====== DATA TO USE
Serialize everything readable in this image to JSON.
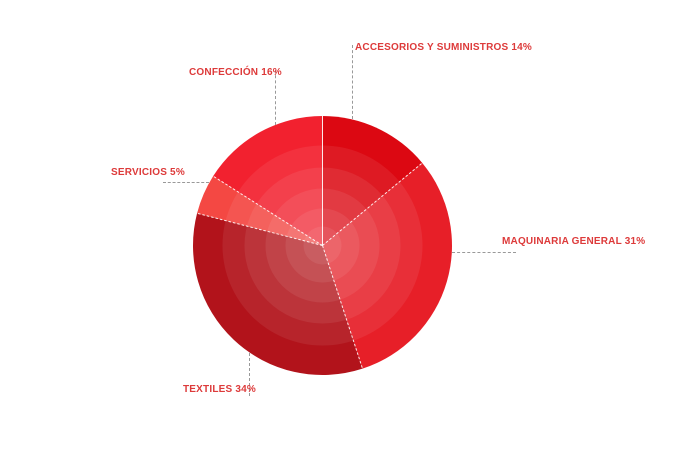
{
  "figure": {
    "background_color": "#ffffff",
    "label_text_color": "#dd3a3a",
    "leader_line_color": "#999999",
    "slice_separator_color": "rgba(255,255,255,0.9)"
  },
  "chart_data": {
    "type": "pie",
    "title": "",
    "direction": "clockwise",
    "start_angle_deg": 0,
    "legend": "none (labels placed around pie with dashed leader lines)",
    "categories": [
      "ACCESORIOS Y SUMINISTROS",
      "MAQUINARIA GENERAL",
      "TEXTILES",
      "SERVICIOS",
      "CONFECCIÓN"
    ],
    "values": [
      14,
      31,
      34,
      5,
      16
    ],
    "display_labels": [
      "ACCESORIOS Y SUMINISTROS 14%",
      "MAQUINARIA GENERAL 31%",
      "TEXTILES 34%",
      "SERVICIOS 5%",
      "CONFECCIÓN 16%"
    ],
    "slice_colors": [
      "#dc0812",
      "#e71f28",
      "#b2131b",
      "#f44843",
      "#f2212f"
    ],
    "center_overlay": "concentric translucent white circles (bullseye highlight at pie center)"
  }
}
============
WHAT TO WORK ON – Return a copy of every line that includes the word "GENERAL".

CORRECT ANSWER –
      "MAQUINARIA GENERAL",
      "MAQUINARIA GENERAL 31%",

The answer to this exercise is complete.